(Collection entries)

....

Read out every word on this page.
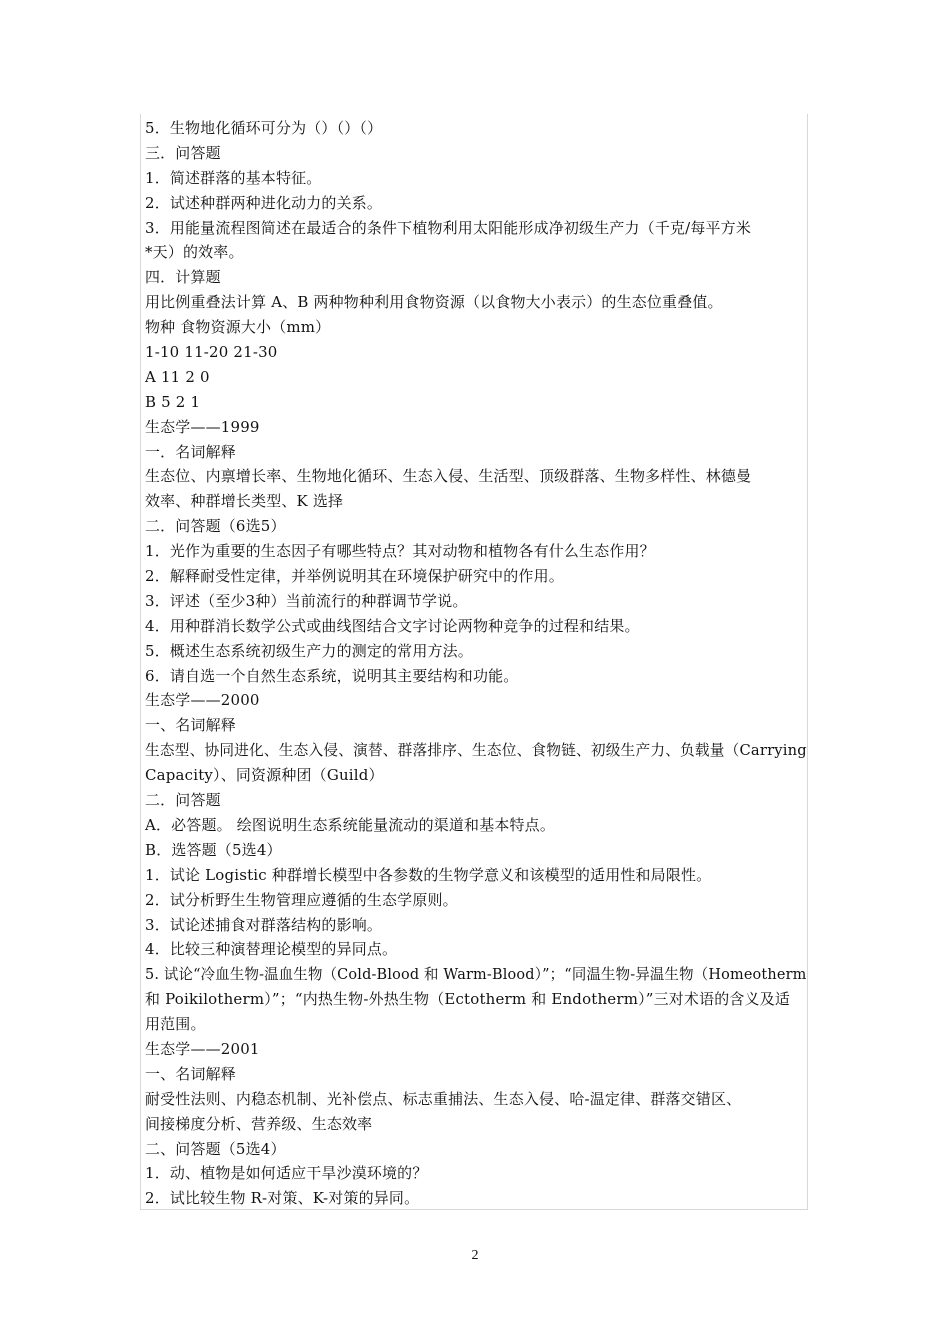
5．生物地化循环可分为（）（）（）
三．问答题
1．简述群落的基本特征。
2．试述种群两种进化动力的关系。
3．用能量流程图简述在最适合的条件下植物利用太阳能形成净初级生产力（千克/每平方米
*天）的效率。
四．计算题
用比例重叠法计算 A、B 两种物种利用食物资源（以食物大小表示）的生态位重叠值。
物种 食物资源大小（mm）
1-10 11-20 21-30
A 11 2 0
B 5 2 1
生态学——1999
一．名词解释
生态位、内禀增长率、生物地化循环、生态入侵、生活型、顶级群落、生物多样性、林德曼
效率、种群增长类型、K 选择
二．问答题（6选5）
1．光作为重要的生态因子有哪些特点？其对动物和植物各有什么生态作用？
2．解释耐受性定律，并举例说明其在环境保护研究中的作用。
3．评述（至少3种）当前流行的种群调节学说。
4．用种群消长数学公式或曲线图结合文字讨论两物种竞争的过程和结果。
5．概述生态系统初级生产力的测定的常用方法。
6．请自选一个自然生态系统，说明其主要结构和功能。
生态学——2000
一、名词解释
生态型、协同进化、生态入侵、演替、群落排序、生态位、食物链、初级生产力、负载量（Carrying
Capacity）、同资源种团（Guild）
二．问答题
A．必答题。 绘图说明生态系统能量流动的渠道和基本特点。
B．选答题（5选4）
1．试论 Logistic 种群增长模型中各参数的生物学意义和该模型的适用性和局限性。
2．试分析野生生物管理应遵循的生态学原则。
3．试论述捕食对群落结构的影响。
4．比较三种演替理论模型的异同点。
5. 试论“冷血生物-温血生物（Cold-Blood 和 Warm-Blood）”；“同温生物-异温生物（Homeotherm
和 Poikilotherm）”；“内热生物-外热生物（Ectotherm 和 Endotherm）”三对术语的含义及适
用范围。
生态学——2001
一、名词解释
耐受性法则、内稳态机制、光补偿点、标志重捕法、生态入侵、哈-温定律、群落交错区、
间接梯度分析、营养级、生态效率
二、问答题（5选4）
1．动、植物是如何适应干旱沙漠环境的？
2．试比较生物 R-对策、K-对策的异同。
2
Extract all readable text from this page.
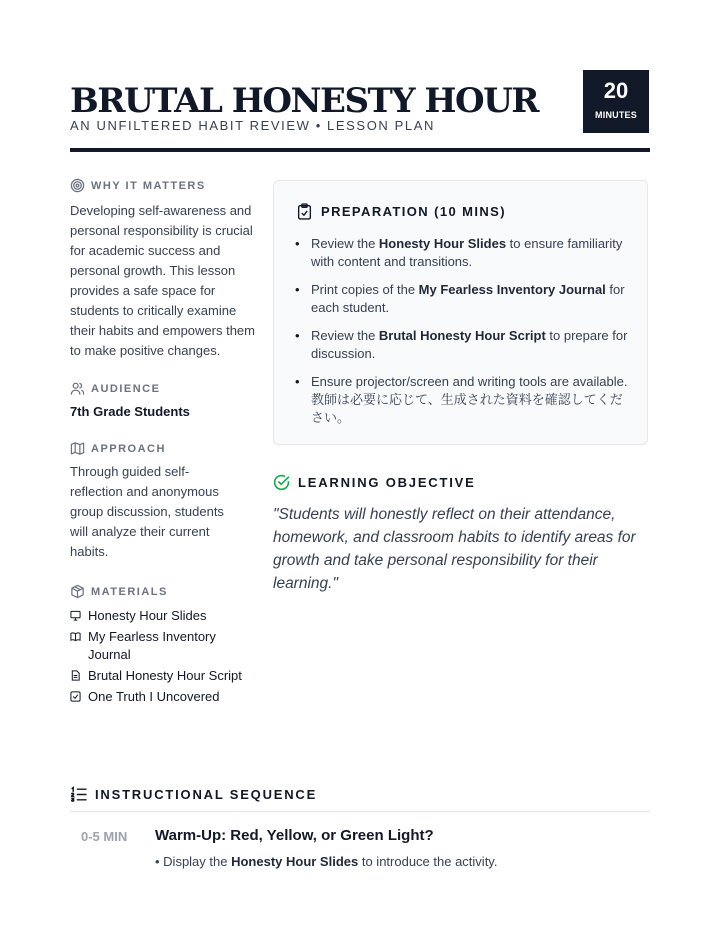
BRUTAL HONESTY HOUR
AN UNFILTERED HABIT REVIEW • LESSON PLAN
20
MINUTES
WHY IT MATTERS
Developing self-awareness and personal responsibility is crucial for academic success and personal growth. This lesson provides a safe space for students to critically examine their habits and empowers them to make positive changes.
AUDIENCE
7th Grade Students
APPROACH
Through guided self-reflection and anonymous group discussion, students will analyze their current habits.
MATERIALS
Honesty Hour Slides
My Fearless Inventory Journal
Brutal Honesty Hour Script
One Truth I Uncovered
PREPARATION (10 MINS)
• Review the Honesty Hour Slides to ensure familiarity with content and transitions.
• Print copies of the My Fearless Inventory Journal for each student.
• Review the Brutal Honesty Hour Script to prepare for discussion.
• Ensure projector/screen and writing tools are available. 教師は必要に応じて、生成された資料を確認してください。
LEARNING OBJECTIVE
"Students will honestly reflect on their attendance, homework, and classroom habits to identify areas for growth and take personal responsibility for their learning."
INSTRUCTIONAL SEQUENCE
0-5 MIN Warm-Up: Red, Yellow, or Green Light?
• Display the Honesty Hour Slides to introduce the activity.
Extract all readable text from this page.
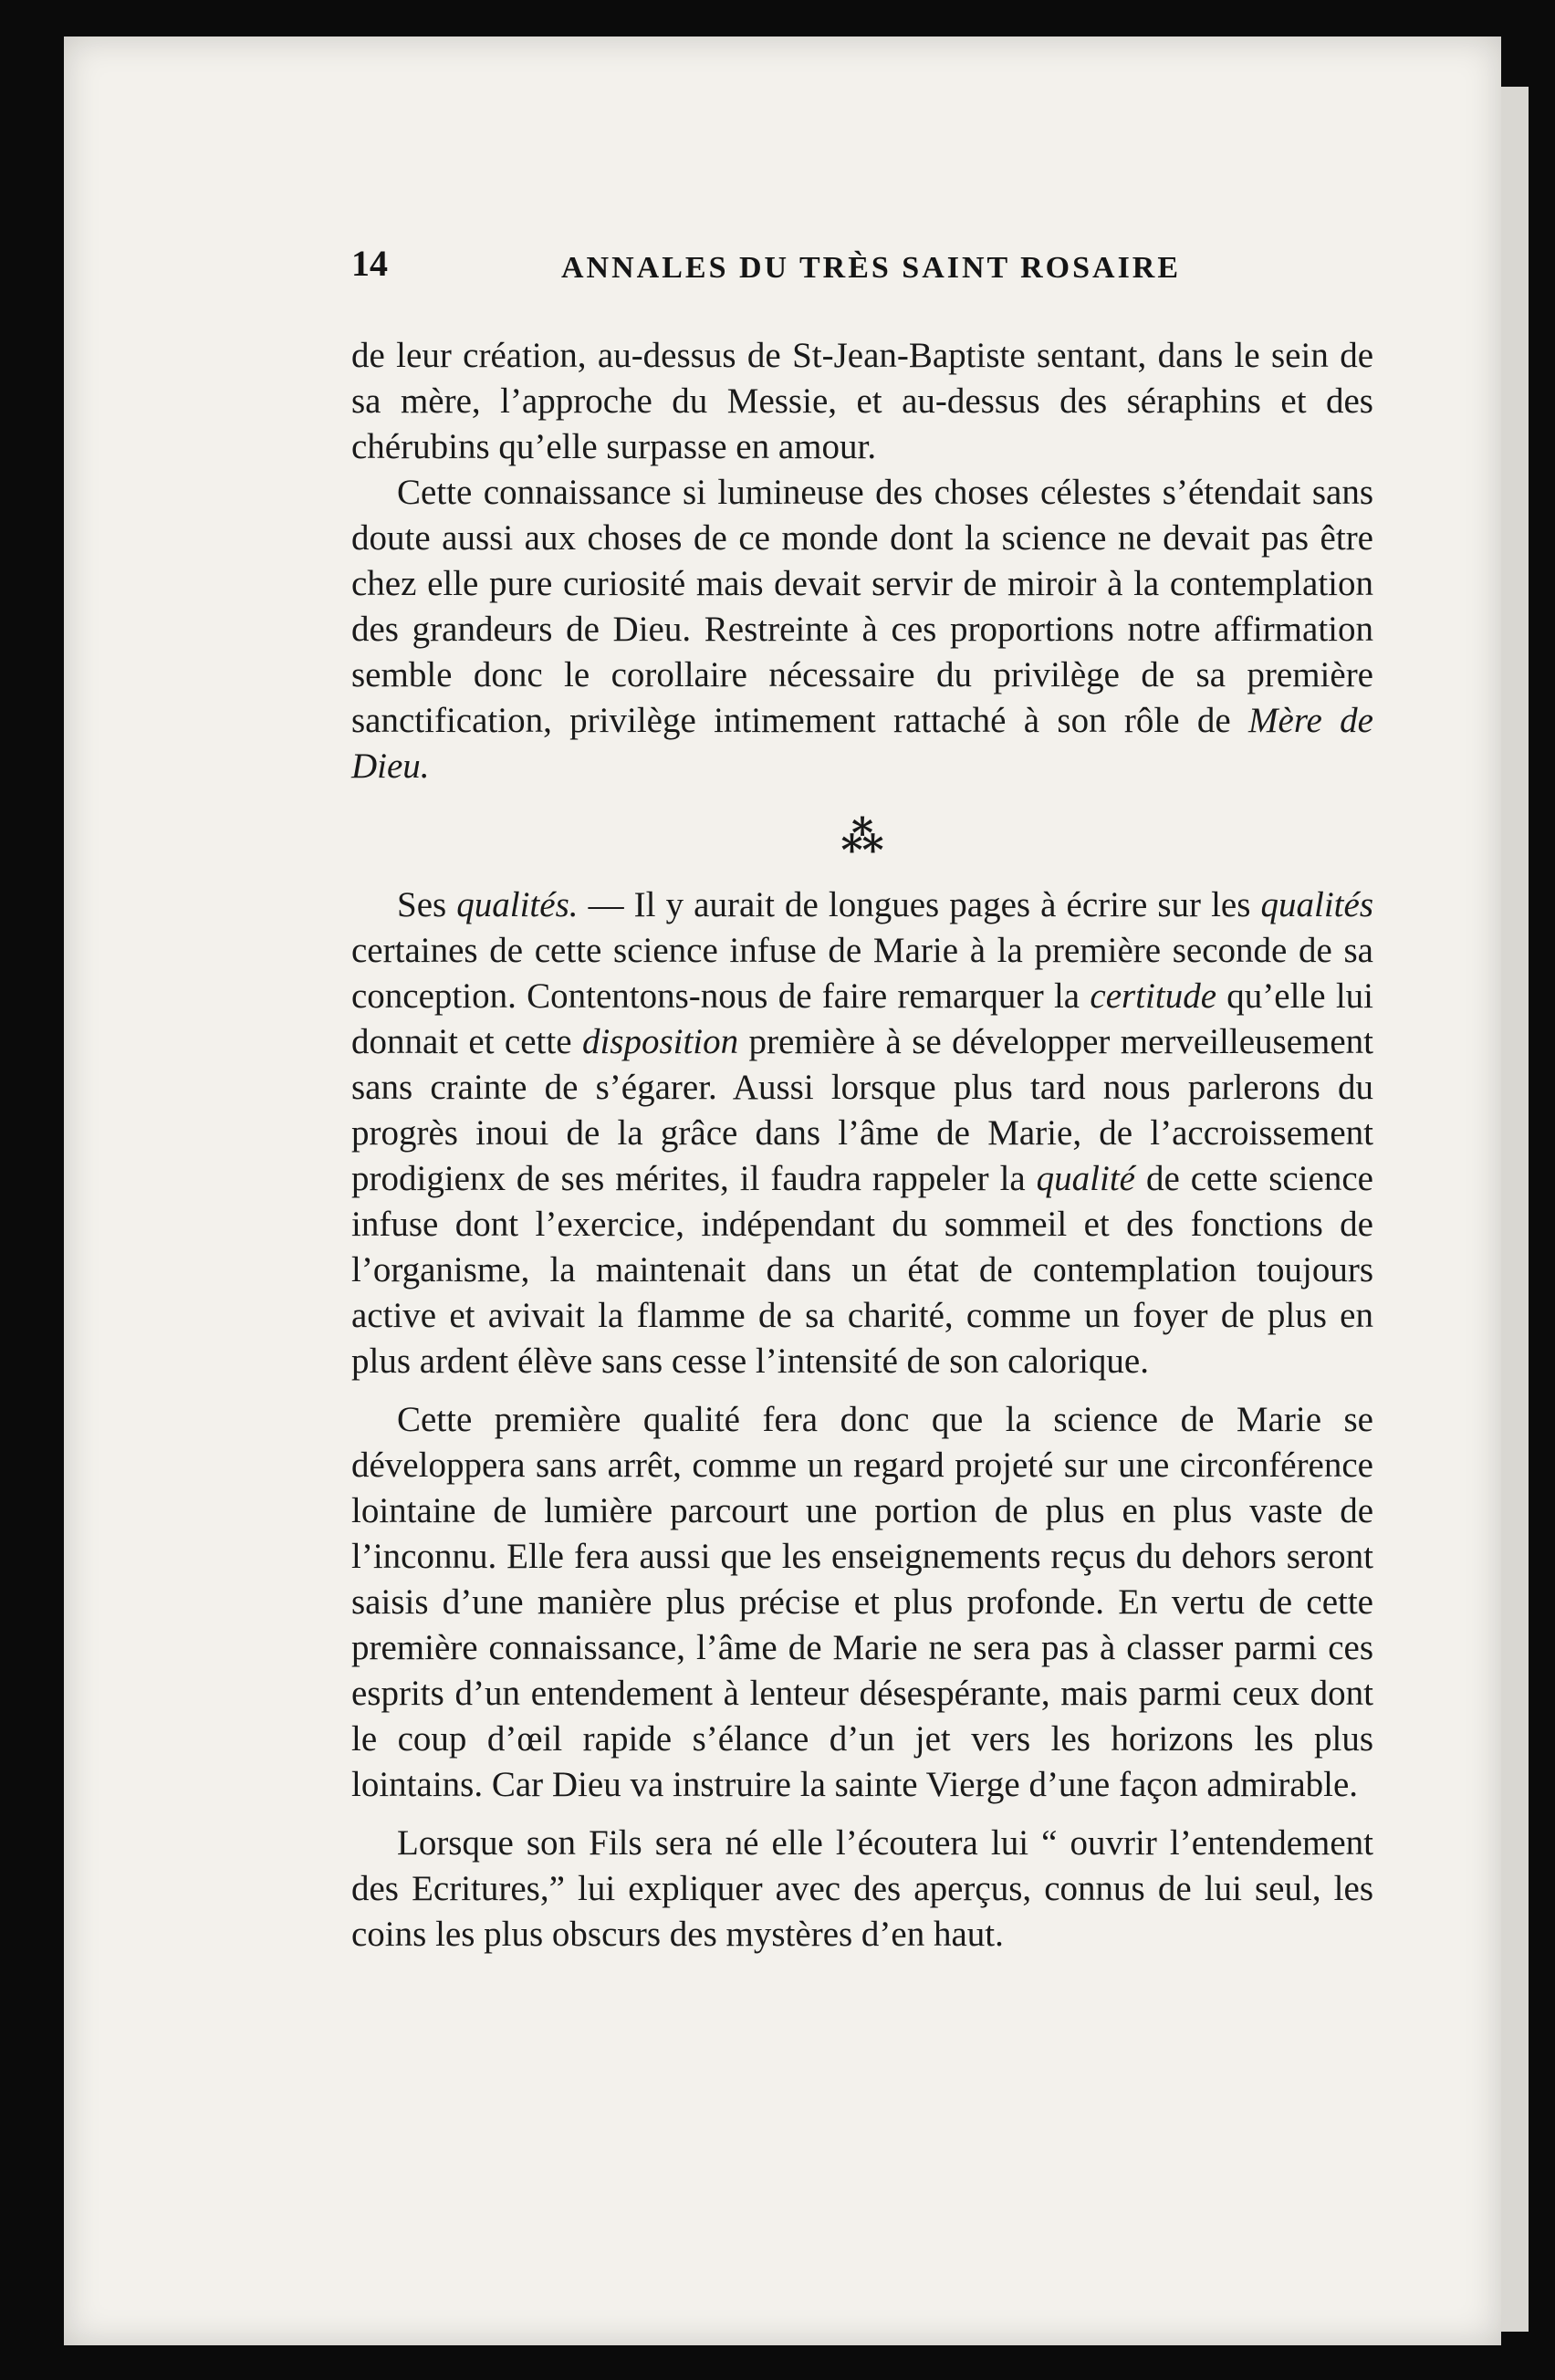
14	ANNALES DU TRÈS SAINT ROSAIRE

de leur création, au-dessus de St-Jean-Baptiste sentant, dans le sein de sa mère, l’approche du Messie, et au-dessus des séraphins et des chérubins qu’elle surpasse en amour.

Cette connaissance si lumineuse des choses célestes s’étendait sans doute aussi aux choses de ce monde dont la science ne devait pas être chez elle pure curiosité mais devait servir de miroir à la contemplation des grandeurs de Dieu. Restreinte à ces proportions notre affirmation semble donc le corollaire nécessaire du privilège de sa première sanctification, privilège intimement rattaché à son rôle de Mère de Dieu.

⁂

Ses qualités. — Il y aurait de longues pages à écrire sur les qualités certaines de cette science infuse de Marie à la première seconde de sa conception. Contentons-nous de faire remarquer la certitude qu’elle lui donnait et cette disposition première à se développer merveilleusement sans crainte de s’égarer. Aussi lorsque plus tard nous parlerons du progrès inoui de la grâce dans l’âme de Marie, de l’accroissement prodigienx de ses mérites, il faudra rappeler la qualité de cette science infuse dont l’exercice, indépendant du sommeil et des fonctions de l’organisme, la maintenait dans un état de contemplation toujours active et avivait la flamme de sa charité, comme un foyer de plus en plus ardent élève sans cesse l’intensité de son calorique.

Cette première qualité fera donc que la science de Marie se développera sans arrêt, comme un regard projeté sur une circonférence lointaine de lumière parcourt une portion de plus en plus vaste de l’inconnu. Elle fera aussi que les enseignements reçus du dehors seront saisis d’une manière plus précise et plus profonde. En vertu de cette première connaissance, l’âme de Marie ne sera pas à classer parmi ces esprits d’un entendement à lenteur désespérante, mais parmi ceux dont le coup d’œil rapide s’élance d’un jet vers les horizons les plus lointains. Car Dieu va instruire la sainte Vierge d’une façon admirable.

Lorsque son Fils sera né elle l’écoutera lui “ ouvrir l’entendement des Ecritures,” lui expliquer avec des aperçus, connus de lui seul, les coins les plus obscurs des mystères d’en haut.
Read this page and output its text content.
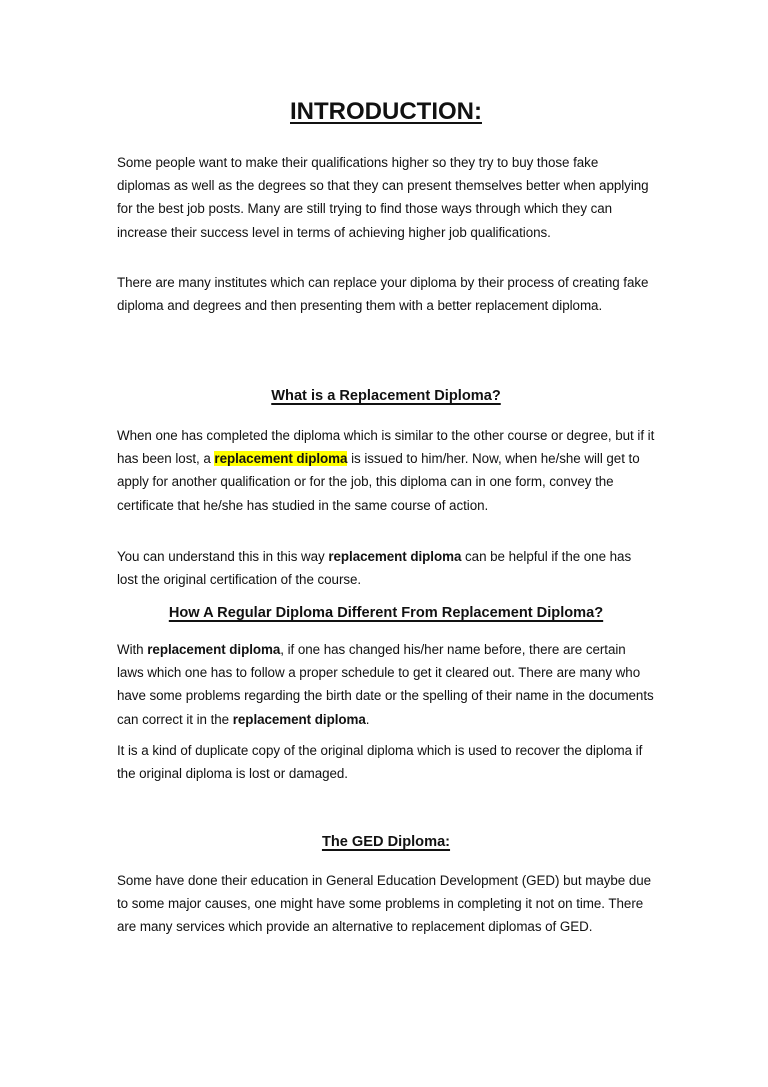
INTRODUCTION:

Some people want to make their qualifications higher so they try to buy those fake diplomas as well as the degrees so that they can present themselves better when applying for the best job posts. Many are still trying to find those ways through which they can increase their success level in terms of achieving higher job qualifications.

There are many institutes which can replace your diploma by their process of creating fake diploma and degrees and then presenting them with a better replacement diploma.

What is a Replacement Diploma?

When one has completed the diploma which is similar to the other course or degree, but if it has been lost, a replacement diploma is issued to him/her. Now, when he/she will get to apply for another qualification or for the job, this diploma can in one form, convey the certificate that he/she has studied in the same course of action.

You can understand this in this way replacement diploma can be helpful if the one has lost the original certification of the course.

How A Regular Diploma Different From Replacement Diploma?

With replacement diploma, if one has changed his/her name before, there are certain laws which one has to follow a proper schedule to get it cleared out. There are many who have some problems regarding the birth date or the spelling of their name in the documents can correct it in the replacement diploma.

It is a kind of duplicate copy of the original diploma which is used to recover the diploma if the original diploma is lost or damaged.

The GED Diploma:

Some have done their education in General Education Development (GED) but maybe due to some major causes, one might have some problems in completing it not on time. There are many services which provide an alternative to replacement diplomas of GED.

....

Check each line of the records for "personal" and copy the ones that contain it.

OUTPUT OF THE TASK:
Developing self-awareness and personal responsibility is crucial for academic success and personal growth. This lesson provides a safe space for students to critically examine their habits and empowers them to make positive changes.
"Students will honestly reflect on their attendance, homework, and classroom habits to identify areas for growth and take personal responsibility for their learning."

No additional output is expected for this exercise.